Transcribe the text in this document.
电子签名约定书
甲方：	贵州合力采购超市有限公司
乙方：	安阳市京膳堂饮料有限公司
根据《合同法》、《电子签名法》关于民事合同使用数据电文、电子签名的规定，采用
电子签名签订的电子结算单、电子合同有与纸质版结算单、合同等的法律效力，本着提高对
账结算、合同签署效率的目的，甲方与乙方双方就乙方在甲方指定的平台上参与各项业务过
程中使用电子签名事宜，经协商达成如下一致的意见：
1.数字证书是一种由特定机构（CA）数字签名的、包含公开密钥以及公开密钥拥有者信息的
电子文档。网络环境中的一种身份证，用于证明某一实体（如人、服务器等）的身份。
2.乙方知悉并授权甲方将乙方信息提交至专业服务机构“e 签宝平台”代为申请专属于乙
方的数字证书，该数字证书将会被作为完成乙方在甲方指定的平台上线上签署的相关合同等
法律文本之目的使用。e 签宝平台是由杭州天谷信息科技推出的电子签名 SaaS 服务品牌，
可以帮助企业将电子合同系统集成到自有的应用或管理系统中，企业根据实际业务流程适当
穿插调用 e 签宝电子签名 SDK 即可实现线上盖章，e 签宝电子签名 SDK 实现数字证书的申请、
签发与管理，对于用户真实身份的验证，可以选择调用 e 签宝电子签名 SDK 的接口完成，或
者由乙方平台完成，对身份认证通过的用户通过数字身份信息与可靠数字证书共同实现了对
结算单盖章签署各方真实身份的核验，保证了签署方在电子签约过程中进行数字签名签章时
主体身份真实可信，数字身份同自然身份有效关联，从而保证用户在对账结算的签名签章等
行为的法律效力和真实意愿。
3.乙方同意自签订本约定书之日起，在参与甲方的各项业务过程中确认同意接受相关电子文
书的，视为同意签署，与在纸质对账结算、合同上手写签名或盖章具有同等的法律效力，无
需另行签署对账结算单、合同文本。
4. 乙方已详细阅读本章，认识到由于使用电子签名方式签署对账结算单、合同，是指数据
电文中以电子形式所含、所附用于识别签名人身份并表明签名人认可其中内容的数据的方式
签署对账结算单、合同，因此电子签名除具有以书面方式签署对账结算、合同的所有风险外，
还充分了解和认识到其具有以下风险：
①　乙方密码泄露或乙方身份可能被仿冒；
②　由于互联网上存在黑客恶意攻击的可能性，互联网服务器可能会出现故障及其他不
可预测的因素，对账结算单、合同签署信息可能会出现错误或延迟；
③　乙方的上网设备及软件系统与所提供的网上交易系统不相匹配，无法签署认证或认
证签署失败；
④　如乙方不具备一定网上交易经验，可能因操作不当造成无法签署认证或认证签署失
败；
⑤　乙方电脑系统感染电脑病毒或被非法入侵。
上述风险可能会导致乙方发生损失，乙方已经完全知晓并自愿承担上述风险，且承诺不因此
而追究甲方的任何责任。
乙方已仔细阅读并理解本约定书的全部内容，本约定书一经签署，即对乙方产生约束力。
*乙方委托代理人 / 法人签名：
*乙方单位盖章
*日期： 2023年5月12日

= = = = = = =

Objective ->
Track down the lines that include the word "签宝电子签名" and copy them.

Complete answer ->
穿插调用 e 签宝电子签名 SDK 即可实现线上盖章，e 签宝电子签名 SDK 实现数字证书的申请、
签发与管理，对于用户真实身份的验证，可以选择调用 e 签宝电子签名 SDK 的接口完成，或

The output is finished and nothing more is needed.